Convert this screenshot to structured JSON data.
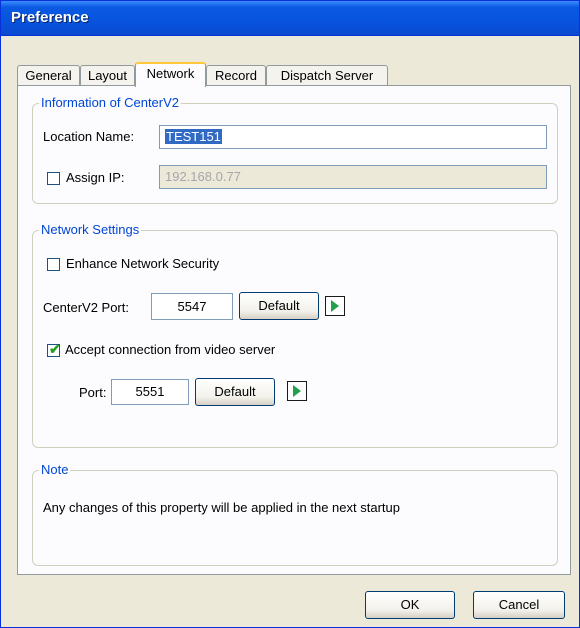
{
  "window": {
    "title": "Preference"
  },
  "tabs": [
    {
      "label": "General"
    },
    {
      "label": "Layout"
    },
    {
      "label": "Network"
    },
    {
      "label": "Record"
    },
    {
      "label": "Dispatch Server"
    }
  ],
  "info_group": {
    "legend": "Information of CenterV2",
    "location_label": "Location Name:",
    "location_value": "TEST151",
    "assign_ip_label": "Assign IP:",
    "assign_ip_checked": false,
    "ip_value": "192.168.0.77"
  },
  "network_group": {
    "legend": "Network Settings",
    "enhance_label": "Enhance Network Security",
    "enhance_checked": false,
    "port_label": "CenterV2 Port:",
    "port_value": "5547",
    "default_label": "Default",
    "accept_label": "Accept connection from video server",
    "accept_checked": true,
    "vs_port_label": "Port:",
    "vs_port_value": "5551",
    "vs_default_label": "Default"
  },
  "note_group": {
    "legend": "Note",
    "text": "Any changes of this property will be applied in the next startup"
  },
  "footer": {
    "ok_label": "OK",
    "cancel_label": "Cancel"
  },
  "colors": {
    "title_bar": "#0a5ae4",
    "legend_text": "#0046d5",
    "selection": "#316ac5",
    "check_tick": "#21a121",
    "play_arrow": "#21a14a"
  },
  "icons": {
    "checkbox_tick": "✔"
  }
}
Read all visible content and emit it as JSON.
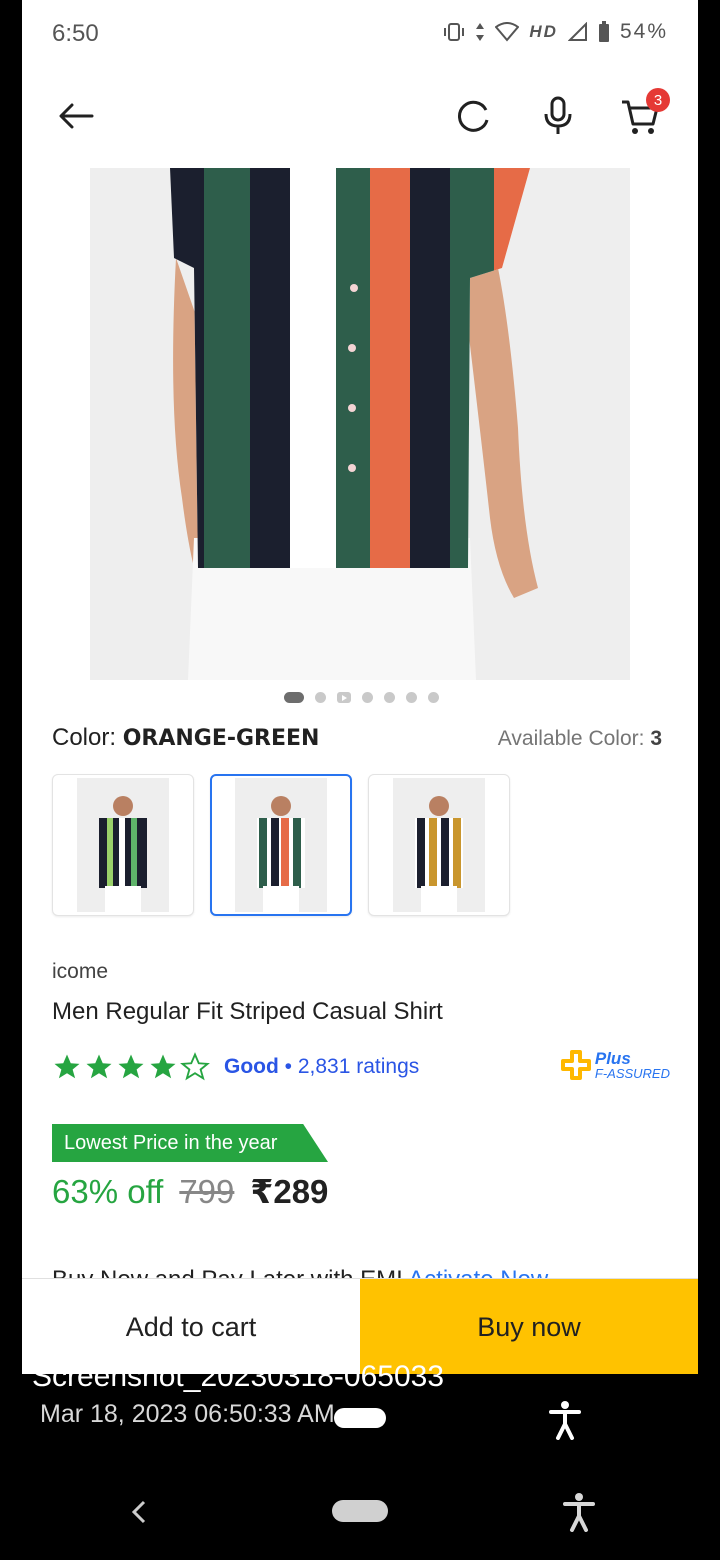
{
  "status_bar": {
    "time": "6:50",
    "icons": [
      "vibrate-icon",
      "data-arrows-icon",
      "wifi-icon",
      "signal-icon",
      "battery-icon"
    ],
    "network": "HD",
    "battery": "54%"
  },
  "app_bar": {
    "cart_count": "3"
  },
  "gallery": {
    "dot_count": 7,
    "active_index": 0
  },
  "color": {
    "label": "Color:",
    "value": "ORANGE-GREEN",
    "available_label": "Available Color:",
    "available_count": "3",
    "variants": [
      "green-stripe",
      "orange-green",
      "yellow-stripe"
    ],
    "selected_index": 1
  },
  "product": {
    "brand": "icome",
    "title": "Men Regular Fit Striped Casual Shirt",
    "rating_stars": 4,
    "rating_word": "Good",
    "ratings": "• 2,831 ratings",
    "plus_title": "Plus",
    "plus_sub": "F-ASSURED"
  },
  "pricing": {
    "tag": "Lowest Price in the year",
    "discount": "63% off",
    "mrp": "799",
    "price": "₹289"
  },
  "partial_text": {
    "text": "Buy Now and Pay Later with EMI",
    "link": "Activate Now"
  },
  "actions": {
    "add_to_cart": "Add to cart",
    "buy_now": "Buy now"
  },
  "overlay": {
    "name": "Screenshot_20230318-065033",
    "date": "Mar 18, 2023 06:50:33 AM"
  },
  "colors": {
    "accent_blue": "#2874f0",
    "offer_green": "#26a541",
    "buy_yellow": "#ffc200",
    "badge_red": "#e53935"
  }
}
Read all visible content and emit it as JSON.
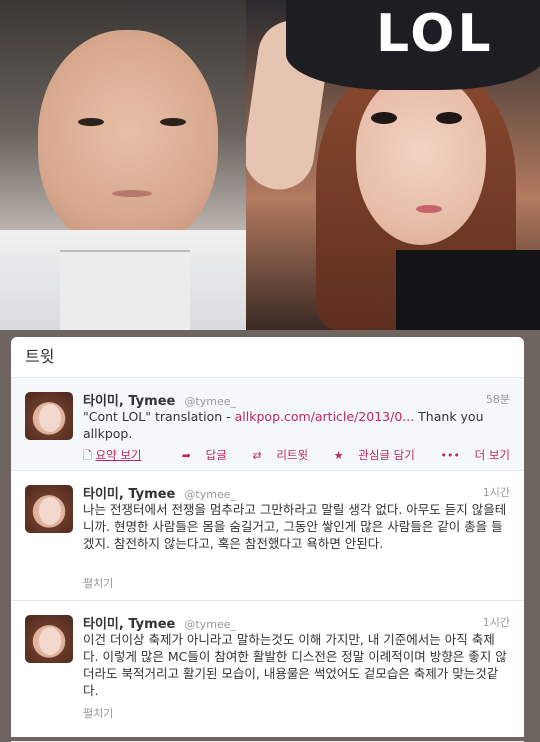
{
  "panel": {
    "title": "트윗"
  },
  "photos": {
    "cap_text": "LOL"
  },
  "tweets": [
    {
      "name": "타이미, Tymee",
      "handle": "@tymee_",
      "time": "58분",
      "text_before": "\"Cont LOL\" translation - ",
      "link": "allkpop.com/article/2013/0...",
      "text_after": " Thank you allkpop.",
      "summary": "요약 보기",
      "actions": {
        "reply": "답글",
        "retweet": "리트윗",
        "favorite": "관심글 담기",
        "more": "더 보기"
      }
    },
    {
      "name": "타이미, Tymee",
      "handle": "@tymee_",
      "time": "1시간",
      "text": "나는 전쟁터에서 전쟁을 멈추라고 그만하라고 말릴 생각 없다. 아무도 듣지 않을테니까. 현명한 사람들은 몸을 숨길거고, 그동안 쌓인게 많은 사람들은 같이 총을 들겠지. 참전하지 않는다고, 혹은 참전했다고 욕하면 안된다.",
      "fold": "펼치기"
    },
    {
      "name": "타이미, Tymee",
      "handle": "@tymee_",
      "time": "1시간",
      "text": "이건 더이상 축제가 아니라고 말하는것도 이해 가지만, 내 기준에서는 아직 축제다. 이렇게 많은 MC들이 참여한 활발한 디스전은 정말 이례적이며 방향은 좋지 않더라도 북적거리고 활기된 모습이, 내용물은 썩었어도 겉모습은 축제가 맞는것같다.",
      "fold": "펼치기"
    }
  ]
}
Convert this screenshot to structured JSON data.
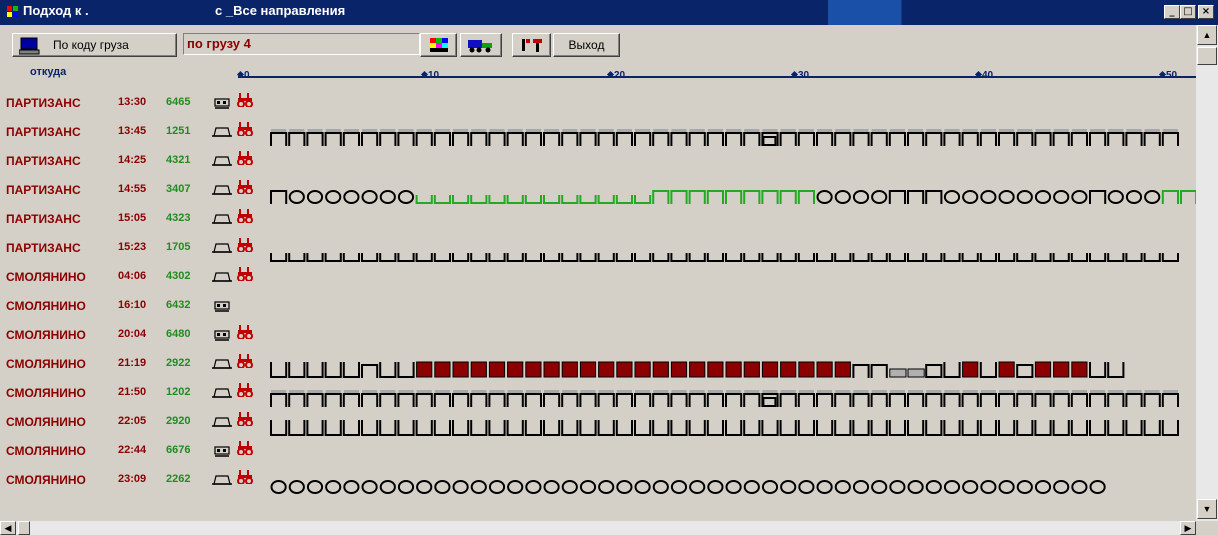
{
  "window": {
    "title_left": "Подход к .",
    "title_mid": "с _Все направления",
    "minimize": "_",
    "maximize": "□",
    "close": "×"
  },
  "toolbar": {
    "sort_button": "По коду груза",
    "filter_value": "по грузу 4",
    "exit_button": "Выход"
  },
  "columns": {
    "from": "откуда"
  },
  "axis_ticks": [
    "0",
    "10",
    "20",
    "30",
    "40",
    "50"
  ],
  "colors": {
    "station": "#8b0000",
    "number": "#228b22",
    "axis": "#0a246a",
    "wagon_dark": "#000000",
    "wagon_green": "#22aa22",
    "wagon_red": "#8b0000"
  },
  "rows": [
    {
      "station": "ПАРТИЗАНС",
      "time": "13:30",
      "number": "6465",
      "icon": "engine-icon",
      "loco": true,
      "pattern": ""
    },
    {
      "station": "ПАРТИЗАНС",
      "time": "13:45",
      "number": "1251",
      "icon": "car-icon",
      "loco": true,
      "pattern": "П"
    },
    {
      "station": "ПАРТИЗАНС",
      "time": "14:25",
      "number": "4321",
      "icon": "car-icon",
      "loco": true,
      "pattern": ""
    },
    {
      "station": "ПАРТИЗАНС",
      "time": "14:55",
      "number": "3407",
      "icon": "car-icon",
      "loco": true,
      "pattern": "mixed"
    },
    {
      "station": "ПАРТИЗАНС",
      "time": "15:05",
      "number": "4323",
      "icon": "car-icon",
      "loco": true,
      "pattern": ""
    },
    {
      "station": "ПАРТИЗАНС",
      "time": "15:23",
      "number": "1705",
      "icon": "car-icon",
      "loco": true,
      "pattern": "U"
    },
    {
      "station": "СМОЛЯНИНО",
      "time": "04:06",
      "number": "4302",
      "icon": "car-icon",
      "loco": true,
      "pattern": ""
    },
    {
      "station": "СМОЛЯНИНО",
      "time": "16:10",
      "number": "6432",
      "icon": "engine-icon",
      "loco": false,
      "pattern": ""
    },
    {
      "station": "СМОЛЯНИНО",
      "time": "20:04",
      "number": "6480",
      "icon": "engine-icon",
      "loco": true,
      "pattern": ""
    },
    {
      "station": "СМОЛЯНИНО",
      "time": "21:19",
      "number": "2922",
      "icon": "car-icon",
      "loco": true,
      "pattern": "redmix"
    },
    {
      "station": "СМОЛЯНИНО",
      "time": "21:50",
      "number": "1202",
      "icon": "car-icon",
      "loco": true,
      "pattern": "П"
    },
    {
      "station": "СМОЛЯНИНО",
      "time": "22:05",
      "number": "2920",
      "icon": "car-icon",
      "loco": true,
      "pattern": "Utall"
    },
    {
      "station": "СМОЛЯНИНО",
      "time": "22:44",
      "number": "6676",
      "icon": "engine-icon",
      "loco": true,
      "pattern": ""
    },
    {
      "station": "СМОЛЯНИНО",
      "time": "23:09",
      "number": "2262",
      "icon": "car-icon",
      "loco": true,
      "pattern": "O"
    }
  ]
}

++++++

DIRECTION.
Transcribe every record above exactly, leaving out the pictures.

RESPONSE TO THIS TASK.
Convert this screenshot to structured JSON data.
{
  "window": {
    "title": "Preference"
  },
  "tabs": [
    {
      "label": "General"
    },
    {
      "label": "Layout"
    },
    {
      "label": "Network"
    },
    {
      "label": "Record"
    },
    {
      "label": "Dispatch Server"
    }
  ],
  "info_group": {
    "legend": "Information of CenterV2",
    "location_label": "Location Name:",
    "location_value": "TEST151",
    "assign_ip_label": "Assign IP:",
    "assign_ip_checked": false,
    "ip_value": "192.168.0.77"
  },
  "network_group": {
    "legend": "Network Settings",
    "enhance_label": "Enhance Network Security",
    "enhance_checked": false,
    "port_label": "CenterV2 Port:",
    "port_value": "5547",
    "default_label": "Default",
    "accept_label": "Accept connection from video server",
    "accept_checked": true,
    "vs_port_label": "Port:",
    "vs_port_value": "5551",
    "vs_default_label": "Default"
  },
  "note_group": {
    "legend": "Note",
    "text": "Any changes of this property will be applied in the next startup"
  },
  "footer": {
    "ok_label": "OK",
    "cancel_label": "Cancel"
  },
  "colors": {
    "title_bar": "#0a5ae4",
    "legend_text": "#0046d5",
    "selection": "#316ac5",
    "check_tick": "#21a121",
    "play_arrow": "#21a14a"
  },
  "icons": {
    "checkbox_tick": "✔"
  }
}
Read all visible content and emit it as JSON.
{
  "status_bar": {
    "time": "6:50",
    "icons": [
      "vibrate-icon",
      "data-arrows-icon",
      "wifi-icon",
      "signal-icon",
      "battery-icon"
    ],
    "network": "HD",
    "battery": "54%"
  },
  "app_bar": {
    "cart_count": "3"
  },
  "gallery": {
    "dot_count": 7,
    "active_index": 0
  },
  "color": {
    "label": "Color:",
    "value": "ORANGE-GREEN",
    "available_label": "Available Color:",
    "available_count": "3",
    "variants": [
      "green-stripe",
      "orange-green",
      "yellow-stripe"
    ],
    "selected_index": 1
  },
  "product": {
    "brand": "icome",
    "title": "Men Regular Fit Striped Casual Shirt",
    "rating_stars": 4,
    "rating_word": "Good",
    "ratings": "• 2,831 ratings",
    "plus_title": "Plus",
    "plus_sub": "F-ASSURED"
  },
  "pricing": {
    "tag": "Lowest Price in the year",
    "discount": "63% off",
    "mrp": "799",
    "price": "₹289"
  },
  "partial_text": {
    "text": "Buy Now and Pay Later with EMI",
    "link": "Activate Now"
  },
  "actions": {
    "add_to_cart": "Add to cart",
    "buy_now": "Buy now"
  },
  "overlay": {
    "name": "Screenshot_20230318-065033",
    "date": "Mar 18, 2023 06:50:33 AM"
  },
  "colors": {
    "accent_blue": "#2874f0",
    "offer_green": "#26a541",
    "buy_yellow": "#ffc200",
    "badge_red": "#e53935"
  }
}
Read all visible content and emit it as JSON.
{
  "panel": {
    "title": "트윗"
  },
  "photos": {
    "cap_text": "LOL"
  },
  "tweets": [
    {
      "name": "타이미, Tymee",
      "handle": "@tymee_",
      "time": "58분",
      "text_before": "\"Cont LOL\" translation - ",
      "link": "allkpop.com/article/2013/0...",
      "text_after": " Thank you allkpop.",
      "summary": "요약 보기",
      "actions": {
        "reply": "답글",
        "retweet": "리트윗",
        "favorite": "관심글 담기",
        "more": "더 보기"
      }
    },
    {
      "name": "타이미, Tymee",
      "handle": "@tymee_",
      "time": "1시간",
      "text": "나는 전쟁터에서 전쟁을 멈추라고 그만하라고 말릴 생각 없다. 아무도 듣지 않을테니까. 현명한 사람들은 몸을 숨길거고, 그동안 쌓인게 많은 사람들은 같이 총을 들겠지. 참전하지 않는다고, 혹은 참전했다고 욕하면 안된다.",
      "fold": "펼치기"
    },
    {
      "name": "타이미, Tymee",
      "handle": "@tymee_",
      "time": "1시간",
      "text": "이건 더이상 축제가 아니라고 말하는것도 이해 가지만, 내 기준에서는 아직 축제다. 이렇게 많은 MC들이 참여한 활발한 디스전은 정말 이례적이며 방향은 좋지 않더라도 북적거리고 활기된 모습이, 내용물은 썩었어도 겉모습은 축제가 맞는것같다.",
      "fold": "펼치기"
    }
  ]
}
Convert this screenshot to structured JSON data.
{
  "window": {
    "title_left": "Подход к .",
    "title_mid": "с _Все направления",
    "minimize": "_",
    "maximize": "□",
    "close": "×"
  },
  "toolbar": {
    "sort_button": "По коду груза",
    "filter_value": "по грузу 4",
    "exit_button": "Выход"
  },
  "columns": {
    "from": "откуда"
  },
  "axis_ticks": [
    "0",
    "10",
    "20",
    "30",
    "40",
    "50"
  ],
  "colors": {
    "station": "#8b0000",
    "number": "#228b22",
    "axis": "#0a246a",
    "wagon_dark": "#000000",
    "wagon_green": "#22aa22",
    "wagon_red": "#8b0000"
  },
  "rows": [
    {
      "station": "ПАРТИЗАНС",
      "time": "13:30",
      "number": "6465",
      "icon": "engine-icon",
      "loco": true,
      "pattern": ""
    },
    {
      "station": "ПАРТИЗАНС",
      "time": "13:45",
      "number": "1251",
      "icon": "car-icon",
      "loco": true,
      "pattern": "П"
    },
    {
      "station": "ПАРТИЗАНС",
      "time": "14:25",
      "number": "4321",
      "icon": "car-icon",
      "loco": true,
      "pattern": ""
    },
    {
      "station": "ПАРТИЗАНС",
      "time": "14:55",
      "number": "3407",
      "icon": "car-icon",
      "loco": true,
      "pattern": "mixed"
    },
    {
      "station": "ПАРТИЗАНС",
      "time": "15:05",
      "number": "4323",
      "icon": "car-icon",
      "loco": true,
      "pattern": ""
    },
    {
      "station": "ПАРТИЗАНС",
      "time": "15:23",
      "number": "1705",
      "icon": "car-icon",
      "loco": true,
      "pattern": "U"
    },
    {
      "station": "СМОЛЯНИНО",
      "time": "04:06",
      "number": "4302",
      "icon": "car-icon",
      "loco": true,
      "pattern": ""
    },
    {
      "station": "СМОЛЯНИНО",
      "time": "16:10",
      "number": "6432",
      "icon": "engine-icon",
      "loco": false,
      "pattern": ""
    },
    {
      "station": "СМОЛЯНИНО",
      "time": "20:04",
      "number": "6480",
      "icon": "engine-icon",
      "loco": true,
      "pattern": ""
    },
    {
      "station": "СМОЛЯНИНО",
      "time": "21:19",
      "number": "2922",
      "icon": "car-icon",
      "loco": true,
      "pattern": "redmix"
    },
    {
      "station": "СМОЛЯНИНО",
      "time": "21:50",
      "number": "1202",
      "icon": "car-icon",
      "loco": true,
      "pattern": "П"
    },
    {
      "station": "СМОЛЯНИНО",
      "time": "22:05",
      "number": "2920",
      "icon": "car-icon",
      "loco": true,
      "pattern": "Utall"
    },
    {
      "station": "СМОЛЯНИНО",
      "time": "22:44",
      "number": "6676",
      "icon": "engine-icon",
      "loco": true,
      "pattern": ""
    },
    {
      "station": "СМОЛЯНИНО",
      "time": "23:09",
      "number": "2262",
      "icon": "car-icon",
      "loco": true,
      "pattern": "O"
    }
  ]
}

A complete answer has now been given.